--- START Record list ---

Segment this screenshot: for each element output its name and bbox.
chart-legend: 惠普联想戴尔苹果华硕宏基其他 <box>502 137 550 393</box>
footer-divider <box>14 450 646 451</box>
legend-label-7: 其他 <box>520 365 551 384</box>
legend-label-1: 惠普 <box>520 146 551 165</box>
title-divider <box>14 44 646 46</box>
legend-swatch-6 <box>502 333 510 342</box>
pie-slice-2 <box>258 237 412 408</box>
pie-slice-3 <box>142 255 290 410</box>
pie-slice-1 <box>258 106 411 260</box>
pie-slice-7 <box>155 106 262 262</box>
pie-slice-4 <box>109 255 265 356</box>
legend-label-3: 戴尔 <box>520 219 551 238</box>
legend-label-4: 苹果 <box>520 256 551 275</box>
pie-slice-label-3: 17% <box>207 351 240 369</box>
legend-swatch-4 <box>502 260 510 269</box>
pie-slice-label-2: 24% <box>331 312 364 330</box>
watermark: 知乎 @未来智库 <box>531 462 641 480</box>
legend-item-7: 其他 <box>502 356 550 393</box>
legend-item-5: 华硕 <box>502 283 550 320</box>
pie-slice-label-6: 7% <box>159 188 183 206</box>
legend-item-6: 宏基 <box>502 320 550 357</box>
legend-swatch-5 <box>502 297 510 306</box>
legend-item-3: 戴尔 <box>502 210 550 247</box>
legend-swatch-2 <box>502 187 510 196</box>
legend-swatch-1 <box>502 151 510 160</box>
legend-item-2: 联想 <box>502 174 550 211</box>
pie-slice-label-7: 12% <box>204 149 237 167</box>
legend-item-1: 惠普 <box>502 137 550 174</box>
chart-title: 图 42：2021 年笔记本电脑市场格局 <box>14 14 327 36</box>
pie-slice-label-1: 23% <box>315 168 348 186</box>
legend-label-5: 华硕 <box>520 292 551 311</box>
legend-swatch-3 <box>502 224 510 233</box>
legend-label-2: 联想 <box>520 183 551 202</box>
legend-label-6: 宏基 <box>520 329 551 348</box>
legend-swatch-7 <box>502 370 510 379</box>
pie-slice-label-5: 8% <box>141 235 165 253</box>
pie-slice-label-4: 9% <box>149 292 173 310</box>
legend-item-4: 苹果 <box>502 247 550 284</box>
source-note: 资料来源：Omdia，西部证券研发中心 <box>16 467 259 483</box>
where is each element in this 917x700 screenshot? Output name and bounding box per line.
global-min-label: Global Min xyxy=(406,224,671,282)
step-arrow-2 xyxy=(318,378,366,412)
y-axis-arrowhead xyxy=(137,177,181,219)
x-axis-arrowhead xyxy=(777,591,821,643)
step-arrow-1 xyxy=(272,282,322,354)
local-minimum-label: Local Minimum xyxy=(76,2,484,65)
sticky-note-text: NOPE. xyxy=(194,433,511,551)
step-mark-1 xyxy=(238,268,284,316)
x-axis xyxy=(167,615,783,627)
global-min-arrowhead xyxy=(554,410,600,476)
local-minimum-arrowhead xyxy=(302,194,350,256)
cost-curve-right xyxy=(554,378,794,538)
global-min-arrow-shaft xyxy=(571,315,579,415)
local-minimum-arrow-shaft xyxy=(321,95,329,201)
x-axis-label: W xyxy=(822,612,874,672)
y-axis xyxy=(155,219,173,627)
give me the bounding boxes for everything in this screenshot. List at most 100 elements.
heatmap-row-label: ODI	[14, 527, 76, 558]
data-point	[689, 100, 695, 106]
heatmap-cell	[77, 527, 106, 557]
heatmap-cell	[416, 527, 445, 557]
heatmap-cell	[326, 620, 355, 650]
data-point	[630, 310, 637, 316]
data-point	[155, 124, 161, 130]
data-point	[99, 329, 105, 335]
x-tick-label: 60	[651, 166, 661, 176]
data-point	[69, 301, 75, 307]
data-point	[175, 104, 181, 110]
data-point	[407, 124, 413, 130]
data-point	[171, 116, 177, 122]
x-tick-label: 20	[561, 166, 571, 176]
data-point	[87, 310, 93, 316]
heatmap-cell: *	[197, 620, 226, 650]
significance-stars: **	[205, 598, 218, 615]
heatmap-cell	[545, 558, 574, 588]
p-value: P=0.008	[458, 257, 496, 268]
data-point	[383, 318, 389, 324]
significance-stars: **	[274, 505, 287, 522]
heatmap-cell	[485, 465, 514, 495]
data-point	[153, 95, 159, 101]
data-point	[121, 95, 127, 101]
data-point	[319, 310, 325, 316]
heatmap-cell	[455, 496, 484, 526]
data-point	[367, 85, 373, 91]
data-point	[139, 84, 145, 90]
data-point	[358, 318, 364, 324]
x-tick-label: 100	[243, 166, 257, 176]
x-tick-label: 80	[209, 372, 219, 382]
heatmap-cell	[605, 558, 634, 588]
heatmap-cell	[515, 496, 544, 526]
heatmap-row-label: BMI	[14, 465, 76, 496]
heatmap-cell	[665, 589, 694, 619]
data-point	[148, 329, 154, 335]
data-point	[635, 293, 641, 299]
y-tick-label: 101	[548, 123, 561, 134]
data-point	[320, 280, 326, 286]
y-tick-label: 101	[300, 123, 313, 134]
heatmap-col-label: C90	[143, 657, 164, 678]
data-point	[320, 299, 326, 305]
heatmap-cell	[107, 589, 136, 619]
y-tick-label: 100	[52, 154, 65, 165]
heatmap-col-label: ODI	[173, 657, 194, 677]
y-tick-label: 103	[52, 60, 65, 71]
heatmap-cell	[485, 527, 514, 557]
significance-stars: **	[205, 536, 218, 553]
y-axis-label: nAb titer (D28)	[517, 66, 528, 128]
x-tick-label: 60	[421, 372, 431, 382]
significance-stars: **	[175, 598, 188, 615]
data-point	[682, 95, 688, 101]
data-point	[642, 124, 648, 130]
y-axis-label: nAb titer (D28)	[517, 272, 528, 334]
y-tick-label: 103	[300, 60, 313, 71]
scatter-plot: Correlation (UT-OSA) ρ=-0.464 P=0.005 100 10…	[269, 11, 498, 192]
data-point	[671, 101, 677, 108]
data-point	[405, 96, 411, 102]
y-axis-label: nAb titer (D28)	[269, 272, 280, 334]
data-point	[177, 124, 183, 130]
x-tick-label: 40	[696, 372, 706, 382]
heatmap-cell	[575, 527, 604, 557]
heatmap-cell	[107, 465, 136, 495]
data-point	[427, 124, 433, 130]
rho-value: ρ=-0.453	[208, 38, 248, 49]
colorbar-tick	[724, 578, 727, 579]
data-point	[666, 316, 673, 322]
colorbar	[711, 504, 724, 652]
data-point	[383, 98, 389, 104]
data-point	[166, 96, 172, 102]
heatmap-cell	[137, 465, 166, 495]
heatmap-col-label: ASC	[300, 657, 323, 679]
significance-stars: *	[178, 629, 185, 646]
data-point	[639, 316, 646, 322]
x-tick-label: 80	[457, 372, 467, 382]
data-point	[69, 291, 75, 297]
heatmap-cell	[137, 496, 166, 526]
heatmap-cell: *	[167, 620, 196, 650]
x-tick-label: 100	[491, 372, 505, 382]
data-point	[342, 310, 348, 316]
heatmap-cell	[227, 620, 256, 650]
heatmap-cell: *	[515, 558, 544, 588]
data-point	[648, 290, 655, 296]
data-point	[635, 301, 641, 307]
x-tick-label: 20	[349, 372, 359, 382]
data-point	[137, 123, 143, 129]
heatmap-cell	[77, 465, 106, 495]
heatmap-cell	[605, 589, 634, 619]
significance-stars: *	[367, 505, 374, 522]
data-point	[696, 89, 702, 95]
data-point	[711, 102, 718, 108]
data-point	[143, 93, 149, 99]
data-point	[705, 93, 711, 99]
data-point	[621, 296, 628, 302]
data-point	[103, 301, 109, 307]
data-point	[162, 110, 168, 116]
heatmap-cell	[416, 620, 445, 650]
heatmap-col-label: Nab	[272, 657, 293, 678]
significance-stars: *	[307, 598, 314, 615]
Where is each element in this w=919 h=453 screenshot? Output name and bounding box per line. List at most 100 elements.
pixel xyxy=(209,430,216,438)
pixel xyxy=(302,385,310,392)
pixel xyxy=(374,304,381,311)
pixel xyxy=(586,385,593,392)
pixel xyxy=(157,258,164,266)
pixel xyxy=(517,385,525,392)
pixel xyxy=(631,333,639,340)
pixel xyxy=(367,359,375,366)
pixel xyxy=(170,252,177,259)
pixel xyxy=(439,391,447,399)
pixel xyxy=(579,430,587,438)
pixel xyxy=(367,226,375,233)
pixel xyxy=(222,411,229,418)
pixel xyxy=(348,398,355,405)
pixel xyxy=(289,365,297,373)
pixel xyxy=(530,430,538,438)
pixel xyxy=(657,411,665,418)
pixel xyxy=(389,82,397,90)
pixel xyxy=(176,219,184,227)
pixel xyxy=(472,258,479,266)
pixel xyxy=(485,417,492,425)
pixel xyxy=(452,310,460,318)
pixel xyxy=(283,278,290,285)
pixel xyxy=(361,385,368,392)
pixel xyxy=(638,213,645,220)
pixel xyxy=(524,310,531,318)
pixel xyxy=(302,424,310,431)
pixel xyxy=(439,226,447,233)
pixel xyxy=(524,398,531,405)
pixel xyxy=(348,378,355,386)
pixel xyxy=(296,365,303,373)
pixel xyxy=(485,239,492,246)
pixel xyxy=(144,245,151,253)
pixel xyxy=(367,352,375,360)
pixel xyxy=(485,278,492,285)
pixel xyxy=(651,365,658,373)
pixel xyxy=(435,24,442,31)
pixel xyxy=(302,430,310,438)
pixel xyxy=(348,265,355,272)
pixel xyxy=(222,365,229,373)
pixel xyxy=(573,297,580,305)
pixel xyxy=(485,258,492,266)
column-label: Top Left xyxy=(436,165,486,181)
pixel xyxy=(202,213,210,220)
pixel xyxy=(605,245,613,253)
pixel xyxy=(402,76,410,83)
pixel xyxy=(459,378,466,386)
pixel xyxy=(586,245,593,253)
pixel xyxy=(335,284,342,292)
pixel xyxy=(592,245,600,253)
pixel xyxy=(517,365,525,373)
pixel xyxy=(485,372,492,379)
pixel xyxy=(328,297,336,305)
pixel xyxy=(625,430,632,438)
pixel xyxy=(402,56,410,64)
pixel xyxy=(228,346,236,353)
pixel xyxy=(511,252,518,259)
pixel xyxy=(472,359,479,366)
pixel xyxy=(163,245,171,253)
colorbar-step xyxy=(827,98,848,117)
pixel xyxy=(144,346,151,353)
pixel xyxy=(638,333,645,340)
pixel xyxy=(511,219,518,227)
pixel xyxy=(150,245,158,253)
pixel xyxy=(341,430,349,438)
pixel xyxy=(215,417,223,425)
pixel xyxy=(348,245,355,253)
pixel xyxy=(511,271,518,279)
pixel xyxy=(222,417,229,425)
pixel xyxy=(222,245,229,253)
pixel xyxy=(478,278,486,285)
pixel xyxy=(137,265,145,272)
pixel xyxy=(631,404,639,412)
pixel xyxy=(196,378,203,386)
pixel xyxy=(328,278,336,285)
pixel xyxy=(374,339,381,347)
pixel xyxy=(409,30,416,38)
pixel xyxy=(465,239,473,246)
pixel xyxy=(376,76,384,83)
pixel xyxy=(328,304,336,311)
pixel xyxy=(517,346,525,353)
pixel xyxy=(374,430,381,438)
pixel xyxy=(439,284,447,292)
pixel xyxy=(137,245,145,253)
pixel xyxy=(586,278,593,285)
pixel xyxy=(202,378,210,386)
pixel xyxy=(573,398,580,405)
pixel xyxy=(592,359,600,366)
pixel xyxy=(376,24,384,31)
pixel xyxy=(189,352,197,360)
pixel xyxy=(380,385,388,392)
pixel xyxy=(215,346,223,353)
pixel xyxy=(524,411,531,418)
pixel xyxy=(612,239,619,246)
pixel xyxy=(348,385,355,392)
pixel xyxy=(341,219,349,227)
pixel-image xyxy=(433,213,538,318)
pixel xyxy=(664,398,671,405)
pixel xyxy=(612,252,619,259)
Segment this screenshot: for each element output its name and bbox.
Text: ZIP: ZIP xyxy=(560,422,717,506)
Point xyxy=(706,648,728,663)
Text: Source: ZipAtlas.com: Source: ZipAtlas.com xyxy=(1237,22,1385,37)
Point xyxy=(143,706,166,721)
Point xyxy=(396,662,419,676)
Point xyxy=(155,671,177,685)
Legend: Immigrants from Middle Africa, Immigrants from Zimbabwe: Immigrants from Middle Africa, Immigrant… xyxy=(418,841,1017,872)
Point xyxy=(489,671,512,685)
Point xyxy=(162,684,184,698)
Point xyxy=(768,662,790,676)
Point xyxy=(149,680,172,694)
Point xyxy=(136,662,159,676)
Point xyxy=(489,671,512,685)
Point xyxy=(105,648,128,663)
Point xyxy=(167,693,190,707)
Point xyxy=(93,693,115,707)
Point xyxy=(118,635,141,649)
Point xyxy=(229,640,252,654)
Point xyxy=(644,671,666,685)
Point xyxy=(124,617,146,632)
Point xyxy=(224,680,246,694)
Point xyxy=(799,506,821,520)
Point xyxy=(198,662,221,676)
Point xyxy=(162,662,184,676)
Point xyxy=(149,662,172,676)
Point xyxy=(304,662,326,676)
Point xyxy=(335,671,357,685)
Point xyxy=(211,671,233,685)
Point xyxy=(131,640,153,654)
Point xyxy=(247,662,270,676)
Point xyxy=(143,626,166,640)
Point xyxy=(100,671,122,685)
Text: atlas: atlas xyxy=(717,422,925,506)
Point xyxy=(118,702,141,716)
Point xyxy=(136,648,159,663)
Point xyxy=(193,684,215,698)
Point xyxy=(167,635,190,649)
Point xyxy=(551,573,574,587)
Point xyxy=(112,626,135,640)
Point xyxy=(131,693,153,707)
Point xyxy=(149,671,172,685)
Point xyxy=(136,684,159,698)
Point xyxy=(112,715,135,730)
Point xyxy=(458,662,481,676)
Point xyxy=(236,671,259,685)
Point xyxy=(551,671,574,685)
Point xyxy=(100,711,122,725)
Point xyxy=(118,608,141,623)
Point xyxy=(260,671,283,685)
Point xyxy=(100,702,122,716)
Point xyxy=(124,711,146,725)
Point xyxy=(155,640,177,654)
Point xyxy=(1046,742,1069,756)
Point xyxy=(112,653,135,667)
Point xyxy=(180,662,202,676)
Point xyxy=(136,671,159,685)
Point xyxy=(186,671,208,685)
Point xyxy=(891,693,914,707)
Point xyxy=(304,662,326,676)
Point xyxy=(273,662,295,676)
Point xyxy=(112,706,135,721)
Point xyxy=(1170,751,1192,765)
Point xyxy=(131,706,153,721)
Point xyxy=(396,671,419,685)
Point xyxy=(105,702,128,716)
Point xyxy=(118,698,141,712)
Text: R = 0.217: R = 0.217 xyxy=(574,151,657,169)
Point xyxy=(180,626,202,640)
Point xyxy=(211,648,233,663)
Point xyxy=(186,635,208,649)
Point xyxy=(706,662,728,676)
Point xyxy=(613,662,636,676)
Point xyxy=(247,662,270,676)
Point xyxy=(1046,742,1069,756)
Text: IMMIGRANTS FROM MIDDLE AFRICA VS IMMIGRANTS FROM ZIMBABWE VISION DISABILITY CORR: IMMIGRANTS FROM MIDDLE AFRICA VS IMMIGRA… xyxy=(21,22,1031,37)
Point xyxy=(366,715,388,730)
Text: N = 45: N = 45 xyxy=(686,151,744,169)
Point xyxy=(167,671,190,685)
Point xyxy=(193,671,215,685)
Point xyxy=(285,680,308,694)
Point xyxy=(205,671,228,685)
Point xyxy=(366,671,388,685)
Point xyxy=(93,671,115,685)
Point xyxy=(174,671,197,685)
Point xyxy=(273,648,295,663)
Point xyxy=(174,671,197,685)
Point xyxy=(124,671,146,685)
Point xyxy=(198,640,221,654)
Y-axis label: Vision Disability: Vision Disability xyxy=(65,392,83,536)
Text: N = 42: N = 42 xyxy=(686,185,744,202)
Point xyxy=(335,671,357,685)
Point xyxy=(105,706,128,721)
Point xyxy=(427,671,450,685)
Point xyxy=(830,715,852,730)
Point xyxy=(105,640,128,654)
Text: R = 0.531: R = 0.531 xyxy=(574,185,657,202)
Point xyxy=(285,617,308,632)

--- END Record list ---

Required task => Arrange the lines of the listing above as a numbered list, from its first line through the line containing "legend-label-2: 联想 <box>520 183 551 202</box>", leaving out any blank lines.

Task result =>
1. Segment this screenshot: for each element output its name and bbox.
2. chart-legend: 惠普联想戴尔苹果华硕宏基其他 <box>502 137 550 393</box>
3. footer-divider <box>14 450 646 451</box>
4. legend-label-7: 其他 <box>520 365 551 384</box>
5. legend-label-1: 惠普 <box>520 146 551 165</box>
6. title-divider <box>14 44 646 46</box>
7. legend-swatch-6 <box>502 333 510 342</box>
8. pie-slice-2 <box>258 237 412 408</box>
9. pie-slice-3 <box>142 255 290 410</box>
10. pie-slice-1 <box>258 106 411 260</box>
11. pie-slice-7 <box>155 106 262 262</box>
12. pie-slice-4 <box>109 255 265 356</box>
13. legend-label-3: 戴尔 <box>520 219 551 238</box>
14. legend-label-4: 苹果 <box>520 256 551 275</box>
15. pie-slice-label-3: 17% <box>207 351 240 369</box>
16. legend-swatch-4 <box>502 260 510 269</box>
17. pie-slice-label-2: 24% <box>331 312 364 330</box>
18. watermark: 知乎 @未来智库 <box>531 462 641 480</box>
19. legend-item-7: 其他 <box>502 356 550 393</box>
20. legend-item-5: 华硕 <box>502 283 550 320</box>
21. pie-slice-label-6: 7% <box>159 188 183 206</box>
22. legend-item-6: 宏基 <box>502 320 550 357</box>
23. legend-swatch-5 <box>502 297 510 306</box>
24. legend-item-3: 戴尔 <box>502 210 550 247</box>
25. legend-swatch-2 <box>502 187 510 196</box>
26. legend-swatch-1 <box>502 151 510 160</box>
27. legend-item-2: 联想 <box>502 174 550 211</box>
28. pie-slice-label-7: 12% <box>204 149 237 167</box>
29. legend-item-1: 惠普 <box>502 137 550 174</box>
30. chart-title: 图 42：2021 年笔记本电脑市场格局 <box>14 14 327 36</box>
31. pie-slice-label-1: 23% <box>315 168 348 186</box>
32. legend-label-5: 华硕 <box>520 292 551 311</box>
33. legend-swatch-3 <box>502 224 510 233</box>
34. legend-label-2: 联想 <box>520 183 551 202</box>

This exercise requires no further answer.